— Start SOURCE DATA —
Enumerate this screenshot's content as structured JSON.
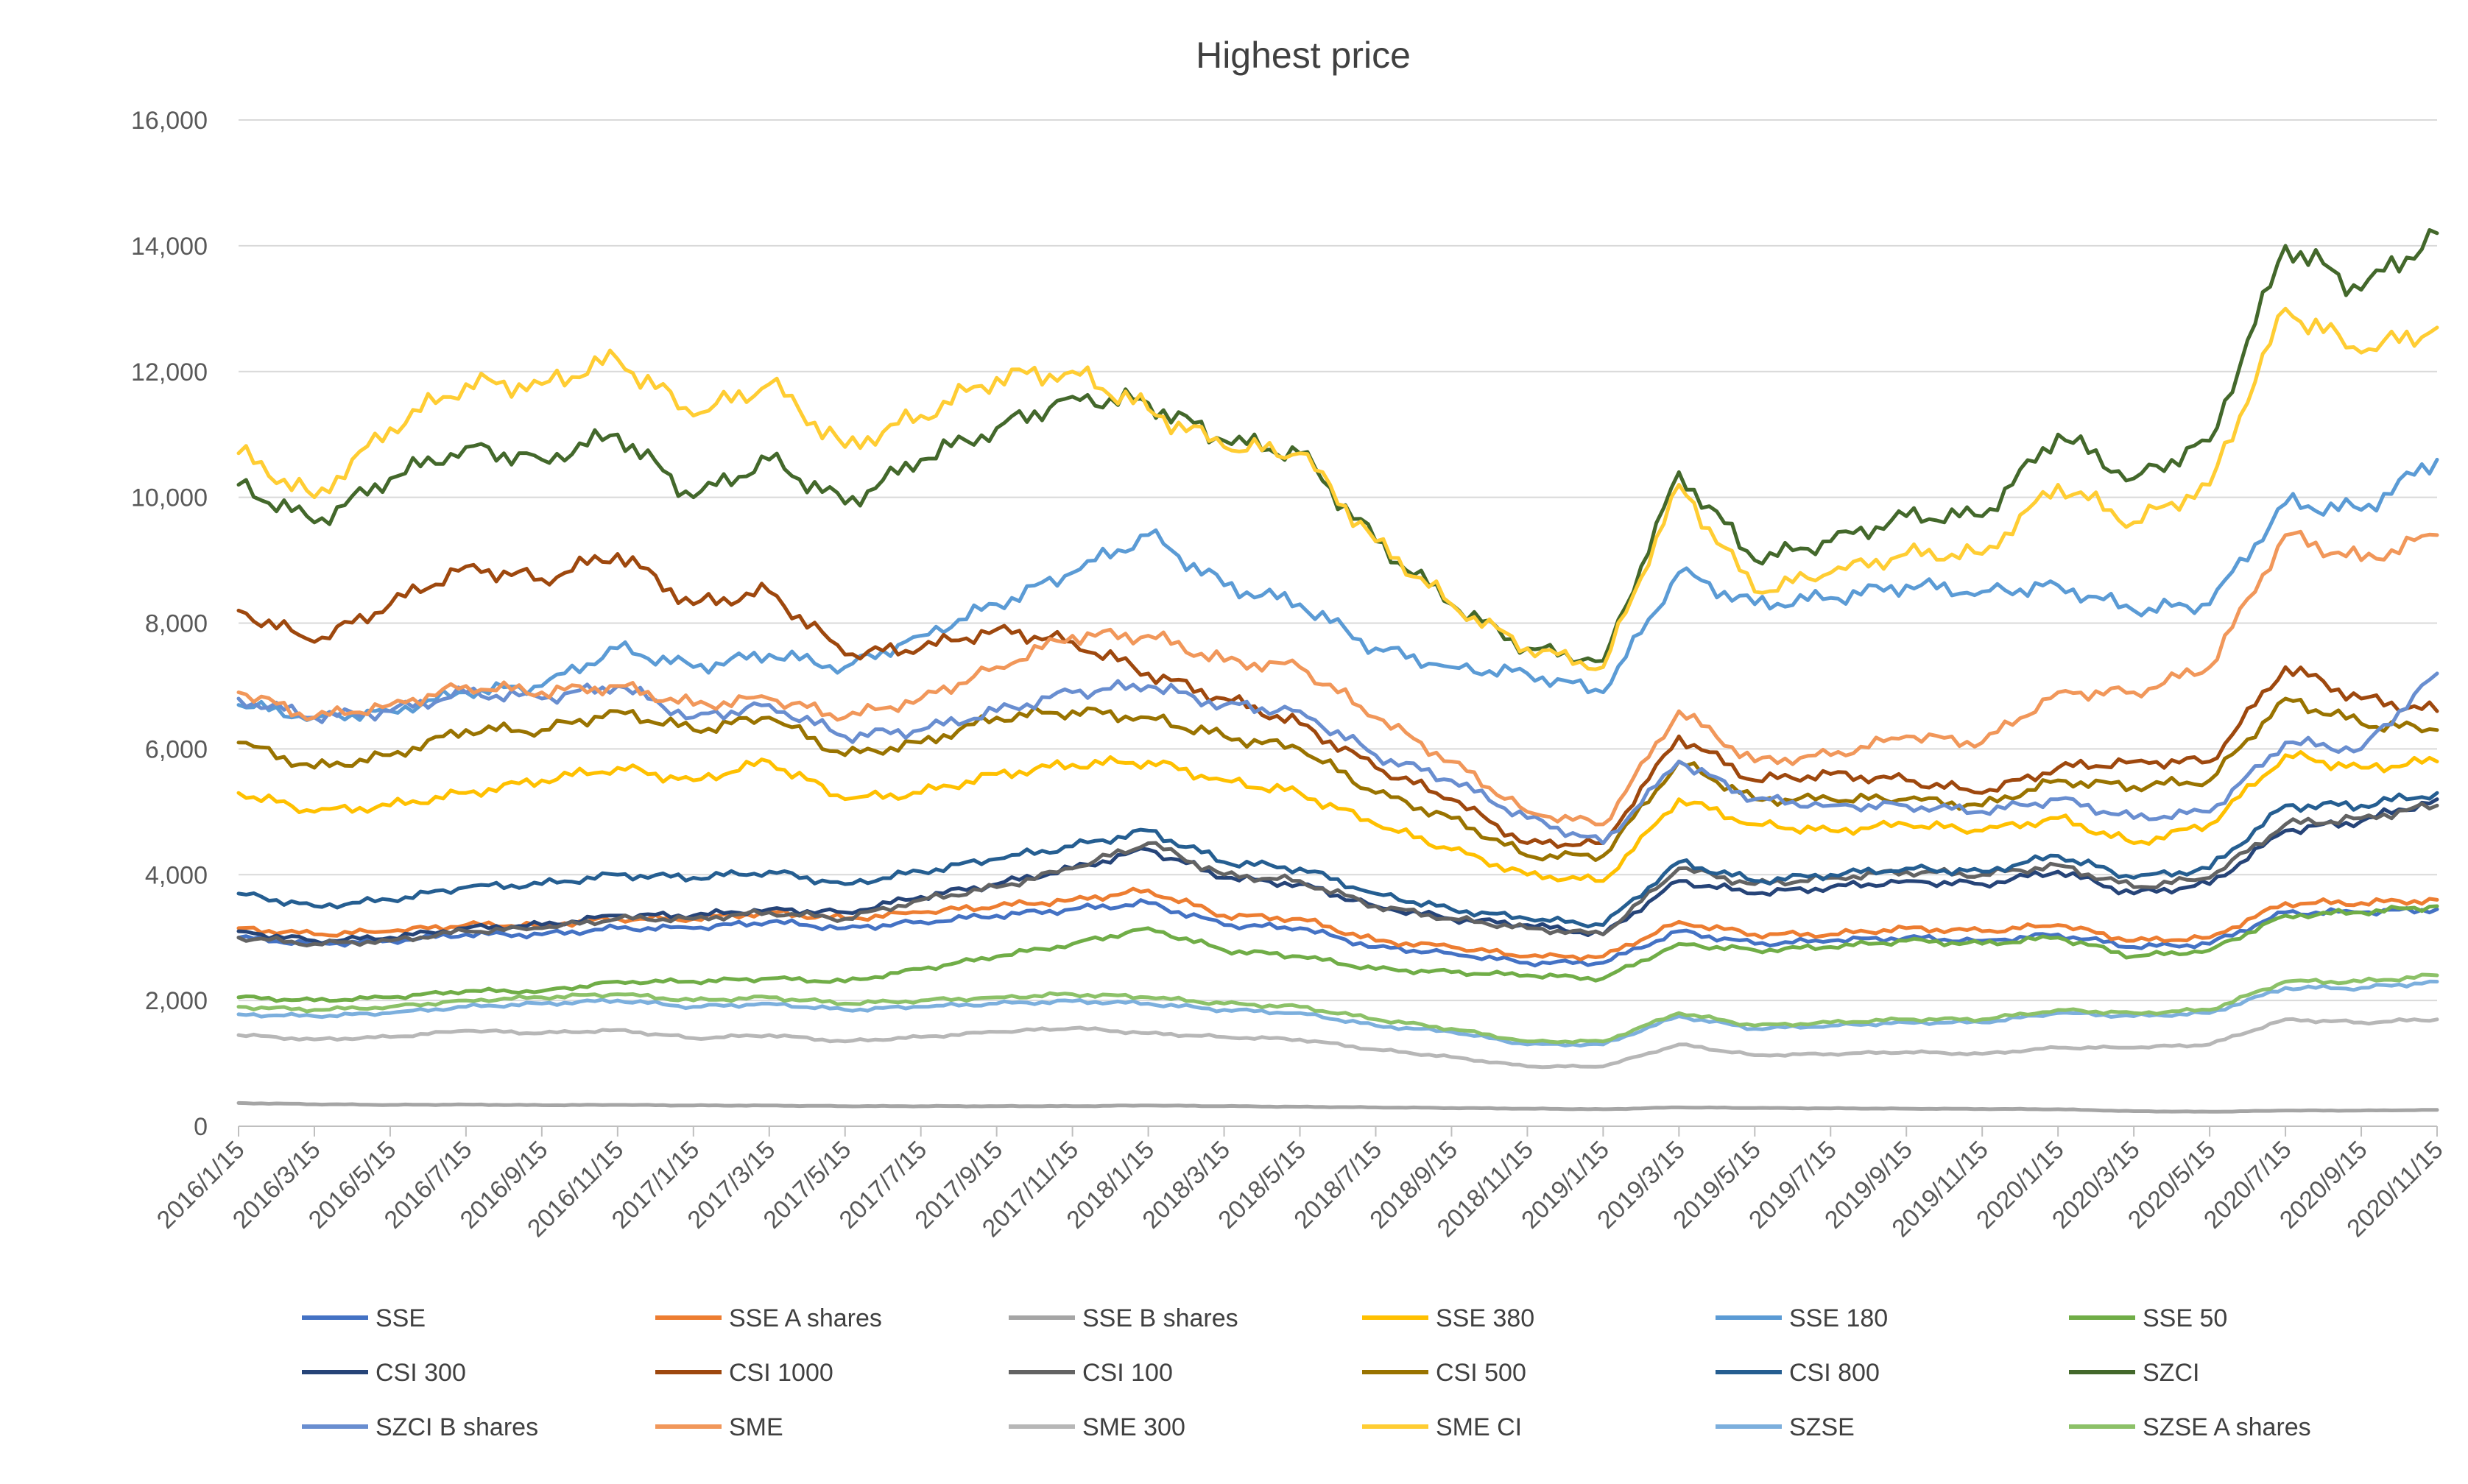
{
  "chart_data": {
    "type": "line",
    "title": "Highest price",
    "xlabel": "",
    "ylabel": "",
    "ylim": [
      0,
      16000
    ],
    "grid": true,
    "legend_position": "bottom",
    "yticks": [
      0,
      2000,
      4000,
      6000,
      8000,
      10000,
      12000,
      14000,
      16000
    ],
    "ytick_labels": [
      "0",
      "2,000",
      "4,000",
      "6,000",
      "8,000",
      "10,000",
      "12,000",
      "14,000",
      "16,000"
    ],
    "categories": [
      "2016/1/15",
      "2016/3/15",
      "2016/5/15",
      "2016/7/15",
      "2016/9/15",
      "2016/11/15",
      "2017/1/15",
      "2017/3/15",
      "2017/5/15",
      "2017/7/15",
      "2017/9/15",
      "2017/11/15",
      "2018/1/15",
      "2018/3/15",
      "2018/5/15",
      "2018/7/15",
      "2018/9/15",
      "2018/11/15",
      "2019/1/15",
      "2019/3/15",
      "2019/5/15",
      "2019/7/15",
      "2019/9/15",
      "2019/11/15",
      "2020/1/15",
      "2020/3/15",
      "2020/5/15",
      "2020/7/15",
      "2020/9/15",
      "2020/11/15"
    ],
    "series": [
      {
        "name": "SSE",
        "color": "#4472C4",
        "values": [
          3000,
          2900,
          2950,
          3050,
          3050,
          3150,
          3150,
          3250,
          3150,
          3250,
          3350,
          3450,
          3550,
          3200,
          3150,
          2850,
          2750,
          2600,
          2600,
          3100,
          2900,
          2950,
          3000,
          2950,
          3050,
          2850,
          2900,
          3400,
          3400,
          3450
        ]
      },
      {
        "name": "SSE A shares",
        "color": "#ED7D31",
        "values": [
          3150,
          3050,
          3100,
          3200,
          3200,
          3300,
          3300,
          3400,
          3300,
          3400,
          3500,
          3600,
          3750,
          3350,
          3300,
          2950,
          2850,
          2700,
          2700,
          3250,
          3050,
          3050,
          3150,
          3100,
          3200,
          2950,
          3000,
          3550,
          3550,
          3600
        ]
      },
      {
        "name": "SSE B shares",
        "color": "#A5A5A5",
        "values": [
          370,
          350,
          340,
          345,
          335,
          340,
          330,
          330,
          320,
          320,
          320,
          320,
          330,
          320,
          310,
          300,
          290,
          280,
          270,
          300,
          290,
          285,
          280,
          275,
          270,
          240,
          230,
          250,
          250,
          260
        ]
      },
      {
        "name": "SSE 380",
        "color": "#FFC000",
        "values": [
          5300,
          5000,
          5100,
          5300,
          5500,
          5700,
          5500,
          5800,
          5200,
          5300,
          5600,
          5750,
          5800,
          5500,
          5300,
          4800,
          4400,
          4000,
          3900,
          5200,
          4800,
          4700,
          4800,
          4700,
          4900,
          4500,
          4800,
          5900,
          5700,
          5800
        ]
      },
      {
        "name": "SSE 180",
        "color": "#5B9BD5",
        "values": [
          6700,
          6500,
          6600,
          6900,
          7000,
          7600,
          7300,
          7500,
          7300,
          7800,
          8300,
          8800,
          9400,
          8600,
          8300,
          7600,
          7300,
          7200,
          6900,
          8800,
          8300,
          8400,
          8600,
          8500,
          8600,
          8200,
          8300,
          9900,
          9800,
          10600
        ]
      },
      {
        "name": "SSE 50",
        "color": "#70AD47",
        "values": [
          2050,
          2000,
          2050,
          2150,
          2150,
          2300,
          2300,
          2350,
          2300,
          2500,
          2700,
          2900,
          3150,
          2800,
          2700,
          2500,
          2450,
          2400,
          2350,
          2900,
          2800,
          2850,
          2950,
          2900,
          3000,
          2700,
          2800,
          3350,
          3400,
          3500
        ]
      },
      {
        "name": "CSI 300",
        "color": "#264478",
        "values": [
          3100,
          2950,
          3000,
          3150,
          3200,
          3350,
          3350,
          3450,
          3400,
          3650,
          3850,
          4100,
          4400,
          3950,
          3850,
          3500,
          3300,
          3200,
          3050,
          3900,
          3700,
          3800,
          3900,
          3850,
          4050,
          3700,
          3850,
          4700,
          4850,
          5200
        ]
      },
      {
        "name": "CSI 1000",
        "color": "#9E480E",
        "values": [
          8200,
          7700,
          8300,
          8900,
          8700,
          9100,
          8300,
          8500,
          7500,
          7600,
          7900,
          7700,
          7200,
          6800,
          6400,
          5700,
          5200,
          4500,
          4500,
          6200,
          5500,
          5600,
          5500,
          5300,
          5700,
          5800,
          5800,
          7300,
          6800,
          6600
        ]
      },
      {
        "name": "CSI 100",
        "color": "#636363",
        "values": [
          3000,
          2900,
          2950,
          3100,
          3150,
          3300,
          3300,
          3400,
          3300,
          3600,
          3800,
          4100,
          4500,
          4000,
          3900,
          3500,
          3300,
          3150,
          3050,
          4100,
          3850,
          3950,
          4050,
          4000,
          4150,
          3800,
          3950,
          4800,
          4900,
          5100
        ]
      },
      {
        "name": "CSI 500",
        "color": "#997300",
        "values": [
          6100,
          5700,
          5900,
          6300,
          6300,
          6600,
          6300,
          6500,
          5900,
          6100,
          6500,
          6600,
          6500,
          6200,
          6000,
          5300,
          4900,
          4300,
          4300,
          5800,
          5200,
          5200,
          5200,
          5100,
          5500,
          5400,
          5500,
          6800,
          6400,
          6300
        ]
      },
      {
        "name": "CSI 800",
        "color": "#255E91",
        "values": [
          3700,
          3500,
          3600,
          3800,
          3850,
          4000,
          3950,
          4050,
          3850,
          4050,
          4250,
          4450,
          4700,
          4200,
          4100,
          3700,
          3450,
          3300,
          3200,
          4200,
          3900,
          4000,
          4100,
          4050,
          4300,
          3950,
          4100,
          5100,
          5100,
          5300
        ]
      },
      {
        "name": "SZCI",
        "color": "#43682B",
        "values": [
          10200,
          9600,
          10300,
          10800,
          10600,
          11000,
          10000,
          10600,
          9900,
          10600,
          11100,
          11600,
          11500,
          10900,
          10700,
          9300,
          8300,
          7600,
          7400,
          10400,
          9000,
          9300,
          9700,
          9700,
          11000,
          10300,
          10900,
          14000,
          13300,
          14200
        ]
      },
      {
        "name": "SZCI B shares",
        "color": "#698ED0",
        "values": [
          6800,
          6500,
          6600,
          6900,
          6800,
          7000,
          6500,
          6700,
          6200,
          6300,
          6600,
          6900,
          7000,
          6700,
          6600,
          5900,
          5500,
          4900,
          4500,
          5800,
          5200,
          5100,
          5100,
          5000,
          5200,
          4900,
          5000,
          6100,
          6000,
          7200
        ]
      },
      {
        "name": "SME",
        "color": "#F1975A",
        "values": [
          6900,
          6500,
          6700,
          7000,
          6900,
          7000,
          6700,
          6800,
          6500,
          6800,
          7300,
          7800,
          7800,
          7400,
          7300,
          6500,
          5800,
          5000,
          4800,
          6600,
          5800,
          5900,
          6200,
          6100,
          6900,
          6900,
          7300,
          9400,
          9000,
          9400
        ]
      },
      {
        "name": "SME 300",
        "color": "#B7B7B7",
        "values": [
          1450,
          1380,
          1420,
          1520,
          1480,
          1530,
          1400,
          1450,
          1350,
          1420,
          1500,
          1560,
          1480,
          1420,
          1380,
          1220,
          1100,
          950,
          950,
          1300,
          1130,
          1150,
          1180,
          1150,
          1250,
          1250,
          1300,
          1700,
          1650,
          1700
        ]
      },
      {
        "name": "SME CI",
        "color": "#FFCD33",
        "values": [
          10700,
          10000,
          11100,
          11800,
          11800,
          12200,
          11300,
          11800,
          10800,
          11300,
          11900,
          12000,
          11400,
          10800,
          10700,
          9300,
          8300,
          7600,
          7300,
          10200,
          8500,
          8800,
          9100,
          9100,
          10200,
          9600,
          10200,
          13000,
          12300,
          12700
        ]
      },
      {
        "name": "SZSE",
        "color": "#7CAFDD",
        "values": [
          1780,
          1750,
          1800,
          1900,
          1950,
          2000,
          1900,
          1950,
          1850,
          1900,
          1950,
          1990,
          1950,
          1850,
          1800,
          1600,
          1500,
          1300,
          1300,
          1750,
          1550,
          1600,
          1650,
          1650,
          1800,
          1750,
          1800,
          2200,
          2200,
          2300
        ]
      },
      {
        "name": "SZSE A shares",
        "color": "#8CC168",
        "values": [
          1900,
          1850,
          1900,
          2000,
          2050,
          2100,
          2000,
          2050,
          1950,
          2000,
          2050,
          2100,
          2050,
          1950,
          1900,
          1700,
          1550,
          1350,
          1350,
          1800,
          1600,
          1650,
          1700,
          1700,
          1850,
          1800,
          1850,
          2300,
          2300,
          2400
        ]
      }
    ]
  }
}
— End SOURCE DATA —
### WHAT TO DO
Report how many lines above hold the string "shares", giving nothing but the number.

### THE OUTPUT
4